TASK: Your task is to repeat the entries exactly. Leave the pictures out.

EXTRACTED DATA:
--------------------------------

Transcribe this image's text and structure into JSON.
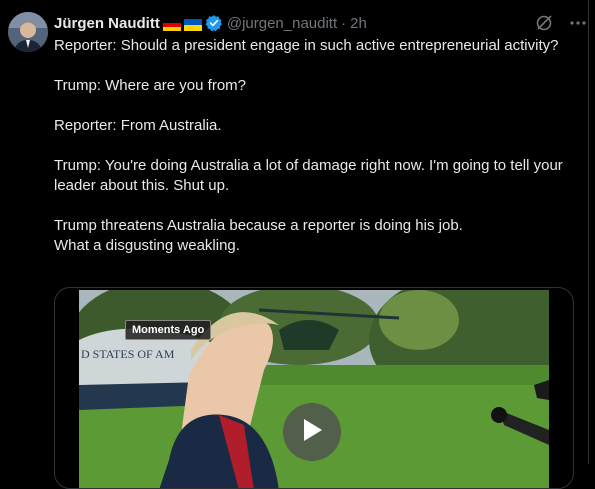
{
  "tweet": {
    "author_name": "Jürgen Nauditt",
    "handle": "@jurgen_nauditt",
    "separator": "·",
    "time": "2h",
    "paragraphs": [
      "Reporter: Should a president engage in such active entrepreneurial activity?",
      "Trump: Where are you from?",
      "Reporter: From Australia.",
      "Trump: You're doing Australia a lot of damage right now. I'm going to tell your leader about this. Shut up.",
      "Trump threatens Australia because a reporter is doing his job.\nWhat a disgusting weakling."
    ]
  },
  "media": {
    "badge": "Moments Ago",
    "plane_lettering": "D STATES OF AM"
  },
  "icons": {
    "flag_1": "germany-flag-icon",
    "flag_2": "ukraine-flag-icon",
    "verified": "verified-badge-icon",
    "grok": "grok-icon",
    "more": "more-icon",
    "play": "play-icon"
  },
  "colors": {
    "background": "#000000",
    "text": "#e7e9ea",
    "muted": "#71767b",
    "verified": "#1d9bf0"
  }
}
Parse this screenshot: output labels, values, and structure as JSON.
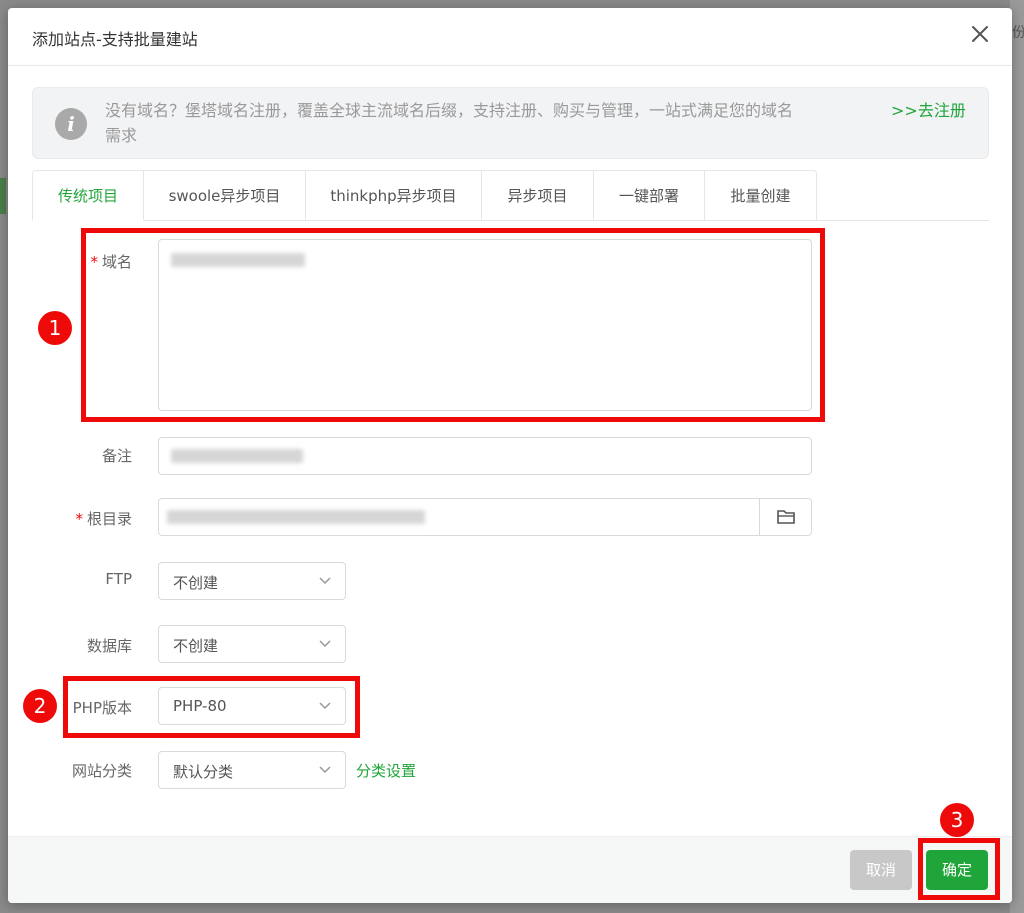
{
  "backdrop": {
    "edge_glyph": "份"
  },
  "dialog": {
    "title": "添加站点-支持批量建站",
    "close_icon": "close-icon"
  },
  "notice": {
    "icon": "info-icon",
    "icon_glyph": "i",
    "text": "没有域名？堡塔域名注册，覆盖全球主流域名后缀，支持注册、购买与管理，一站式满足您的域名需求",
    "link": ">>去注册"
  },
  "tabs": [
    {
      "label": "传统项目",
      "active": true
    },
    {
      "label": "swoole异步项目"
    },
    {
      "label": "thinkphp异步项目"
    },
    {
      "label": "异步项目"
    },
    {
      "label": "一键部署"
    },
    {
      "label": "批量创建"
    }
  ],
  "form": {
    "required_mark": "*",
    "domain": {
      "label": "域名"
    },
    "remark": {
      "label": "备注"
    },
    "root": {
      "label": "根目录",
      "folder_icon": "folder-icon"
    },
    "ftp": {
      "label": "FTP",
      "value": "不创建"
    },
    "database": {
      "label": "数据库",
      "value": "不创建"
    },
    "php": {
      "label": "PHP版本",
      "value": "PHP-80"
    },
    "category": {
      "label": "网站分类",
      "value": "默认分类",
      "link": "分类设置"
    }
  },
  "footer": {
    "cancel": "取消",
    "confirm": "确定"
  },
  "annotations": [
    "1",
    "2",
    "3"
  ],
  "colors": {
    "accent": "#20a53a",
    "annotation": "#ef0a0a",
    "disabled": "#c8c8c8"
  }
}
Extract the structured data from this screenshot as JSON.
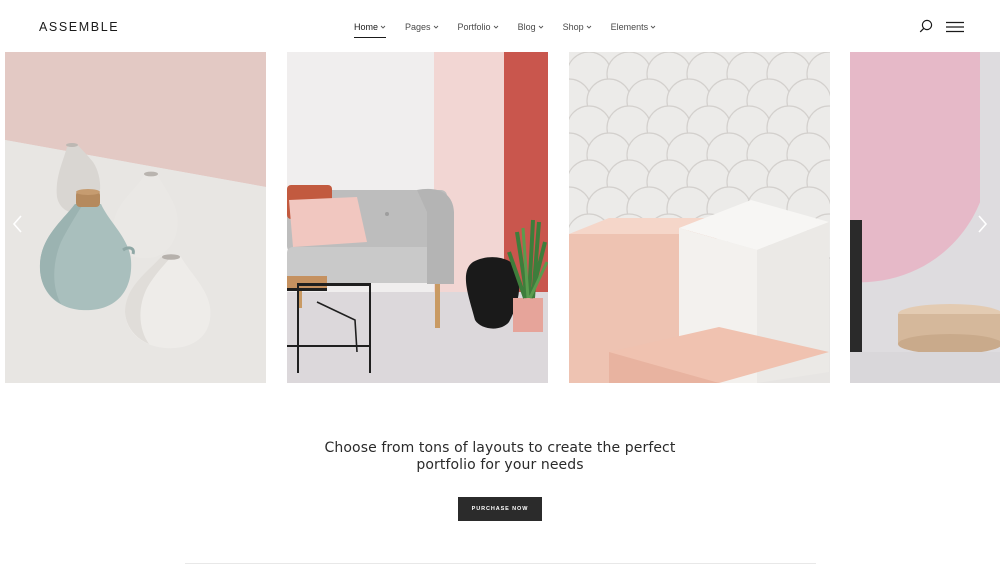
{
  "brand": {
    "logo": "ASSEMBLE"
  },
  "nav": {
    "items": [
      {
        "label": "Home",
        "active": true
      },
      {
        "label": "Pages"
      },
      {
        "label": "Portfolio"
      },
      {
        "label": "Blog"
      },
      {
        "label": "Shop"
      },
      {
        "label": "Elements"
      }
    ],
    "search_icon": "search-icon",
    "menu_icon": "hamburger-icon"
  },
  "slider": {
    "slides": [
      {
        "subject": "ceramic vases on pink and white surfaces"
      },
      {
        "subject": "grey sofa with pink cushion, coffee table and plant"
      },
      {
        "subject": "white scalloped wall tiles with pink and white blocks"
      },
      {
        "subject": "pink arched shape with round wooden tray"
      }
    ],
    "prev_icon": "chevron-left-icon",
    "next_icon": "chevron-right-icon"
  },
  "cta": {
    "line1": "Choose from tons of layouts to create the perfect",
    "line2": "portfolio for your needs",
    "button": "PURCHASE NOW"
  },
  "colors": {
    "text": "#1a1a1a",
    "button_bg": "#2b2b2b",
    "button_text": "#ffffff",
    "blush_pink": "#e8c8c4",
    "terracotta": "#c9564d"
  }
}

--------------------------------

RESULT:
Transcribe this image's text and structure into JSON.
{
  "tweet": {
    "author_name": "Jürgen Nauditt",
    "handle": "@jurgen_nauditt",
    "separator": "·",
    "time": "2h",
    "paragraphs": [
      "Reporter: Should a president engage in such active entrepreneurial activity?",
      "Trump: Where are you from?",
      "Reporter: From Australia.",
      "Trump: You're doing Australia a lot of damage right now. I'm going to tell your leader about this. Shut up.",
      "Trump threatens Australia because a reporter is doing his job.\nWhat a disgusting weakling."
    ]
  },
  "media": {
    "badge": "Moments Ago",
    "plane_lettering": "D STATES OF AM"
  },
  "icons": {
    "flag_1": "germany-flag-icon",
    "flag_2": "ukraine-flag-icon",
    "verified": "verified-badge-icon",
    "grok": "grok-icon",
    "more": "more-icon",
    "play": "play-icon"
  },
  "colors": {
    "background": "#000000",
    "text": "#e7e9ea",
    "muted": "#71767b",
    "verified": "#1d9bf0"
  }
}
Parse this screenshot: output labels, values, and structure as JSON.
{
  "backdrop": {
    "edge_glyph": "份"
  },
  "dialog": {
    "title": "添加站点-支持批量建站",
    "close_icon": "close-icon"
  },
  "notice": {
    "icon": "info-icon",
    "icon_glyph": "i",
    "text": "没有域名？堡塔域名注册，覆盖全球主流域名后缀，支持注册、购买与管理，一站式满足您的域名需求",
    "link": ">>去注册"
  },
  "tabs": [
    {
      "label": "传统项目",
      "active": true
    },
    {
      "label": "swoole异步项目"
    },
    {
      "label": "thinkphp异步项目"
    },
    {
      "label": "异步项目"
    },
    {
      "label": "一键部署"
    },
    {
      "label": "批量创建"
    }
  ],
  "form": {
    "required_mark": "*",
    "domain": {
      "label": "域名"
    },
    "remark": {
      "label": "备注"
    },
    "root": {
      "label": "根目录",
      "folder_icon": "folder-icon"
    },
    "ftp": {
      "label": "FTP",
      "value": "不创建"
    },
    "database": {
      "label": "数据库",
      "value": "不创建"
    },
    "php": {
      "label": "PHP版本",
      "value": "PHP-80"
    },
    "category": {
      "label": "网站分类",
      "value": "默认分类",
      "link": "分类设置"
    }
  },
  "footer": {
    "cancel": "取消",
    "confirm": "确定"
  },
  "annotations": [
    "1",
    "2",
    "3"
  ],
  "colors": {
    "accent": "#20a53a",
    "annotation": "#ef0a0a",
    "disabled": "#c8c8c8"
  }
}
Extract the structured data from this screenshot as JSON.
{
  "brand": {
    "logo": "ASSEMBLE"
  },
  "nav": {
    "items": [
      {
        "label": "Home",
        "active": true
      },
      {
        "label": "Pages"
      },
      {
        "label": "Portfolio"
      },
      {
        "label": "Blog"
      },
      {
        "label": "Shop"
      },
      {
        "label": "Elements"
      }
    ],
    "search_icon": "search-icon",
    "menu_icon": "hamburger-icon"
  },
  "slider": {
    "slides": [
      {
        "subject": "ceramic vases on pink and white surfaces"
      },
      {
        "subject": "grey sofa with pink cushion, coffee table and plant"
      },
      {
        "subject": "white scalloped wall tiles with pink and white blocks"
      },
      {
        "subject": "pink arched shape with round wooden tray"
      }
    ],
    "prev_icon": "chevron-left-icon",
    "next_icon": "chevron-right-icon"
  },
  "cta": {
    "line1": "Choose from tons of layouts to create the perfect",
    "line2": "portfolio for your needs",
    "button": "PURCHASE NOW"
  },
  "colors": {
    "text": "#1a1a1a",
    "button_bg": "#2b2b2b",
    "button_text": "#ffffff",
    "blush_pink": "#e8c8c4",
    "terracotta": "#c9564d"
  }
}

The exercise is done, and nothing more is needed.